-- begin --

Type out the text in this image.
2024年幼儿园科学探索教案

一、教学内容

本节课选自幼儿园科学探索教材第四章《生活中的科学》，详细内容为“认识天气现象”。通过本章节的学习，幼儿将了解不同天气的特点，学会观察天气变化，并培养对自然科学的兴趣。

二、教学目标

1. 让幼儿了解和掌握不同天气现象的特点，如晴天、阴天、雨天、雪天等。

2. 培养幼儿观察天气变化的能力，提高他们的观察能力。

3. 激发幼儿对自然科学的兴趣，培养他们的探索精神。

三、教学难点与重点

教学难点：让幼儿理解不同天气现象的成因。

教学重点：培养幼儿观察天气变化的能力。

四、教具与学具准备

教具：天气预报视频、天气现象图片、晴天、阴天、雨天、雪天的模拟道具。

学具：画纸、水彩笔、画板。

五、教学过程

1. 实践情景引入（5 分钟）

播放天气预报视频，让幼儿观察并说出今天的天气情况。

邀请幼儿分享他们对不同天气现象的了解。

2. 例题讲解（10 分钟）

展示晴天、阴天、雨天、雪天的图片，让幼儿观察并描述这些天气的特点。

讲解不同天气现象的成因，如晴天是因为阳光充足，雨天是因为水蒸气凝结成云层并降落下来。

-- end --
-- begin --

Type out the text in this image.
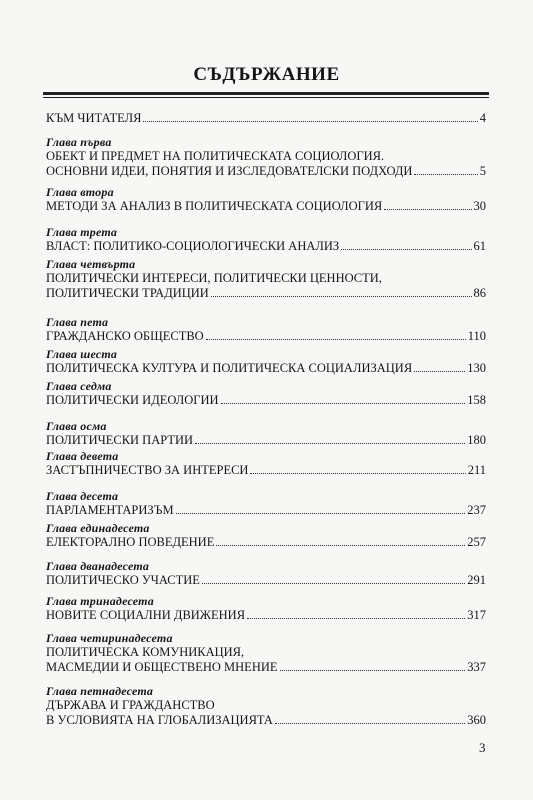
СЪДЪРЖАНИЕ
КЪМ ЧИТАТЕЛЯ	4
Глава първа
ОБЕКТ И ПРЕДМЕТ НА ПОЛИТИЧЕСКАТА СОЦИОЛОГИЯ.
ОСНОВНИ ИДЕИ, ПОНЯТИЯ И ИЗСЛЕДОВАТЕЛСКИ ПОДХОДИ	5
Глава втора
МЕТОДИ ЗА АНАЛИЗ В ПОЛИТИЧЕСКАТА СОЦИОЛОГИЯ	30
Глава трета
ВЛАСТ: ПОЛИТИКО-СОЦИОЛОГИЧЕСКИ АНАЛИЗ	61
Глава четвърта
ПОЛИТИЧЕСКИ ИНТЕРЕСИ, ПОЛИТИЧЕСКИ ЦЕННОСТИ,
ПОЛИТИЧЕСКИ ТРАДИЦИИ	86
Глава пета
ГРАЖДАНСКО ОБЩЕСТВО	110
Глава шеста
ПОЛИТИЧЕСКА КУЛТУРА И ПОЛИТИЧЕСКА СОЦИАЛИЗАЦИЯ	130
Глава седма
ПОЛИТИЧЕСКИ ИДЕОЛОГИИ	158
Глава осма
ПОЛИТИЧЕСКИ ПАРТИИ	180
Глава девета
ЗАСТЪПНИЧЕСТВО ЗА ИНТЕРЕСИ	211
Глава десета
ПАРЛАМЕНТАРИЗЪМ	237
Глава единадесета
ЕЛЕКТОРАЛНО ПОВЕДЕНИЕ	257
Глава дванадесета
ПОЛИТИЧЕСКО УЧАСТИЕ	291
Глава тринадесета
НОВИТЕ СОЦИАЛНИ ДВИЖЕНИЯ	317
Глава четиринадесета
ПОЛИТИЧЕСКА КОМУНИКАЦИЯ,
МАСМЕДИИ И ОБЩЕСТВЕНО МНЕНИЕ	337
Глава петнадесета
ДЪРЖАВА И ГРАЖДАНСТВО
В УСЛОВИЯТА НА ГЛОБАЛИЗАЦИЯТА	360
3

-- end --

§ PROBLEM STATEMENT: Each line containing "培养幼儿观察天气变化的能力" counts once; state the total number of such lines and nothing else.

§ SOLUTION TO THIS TASK: 2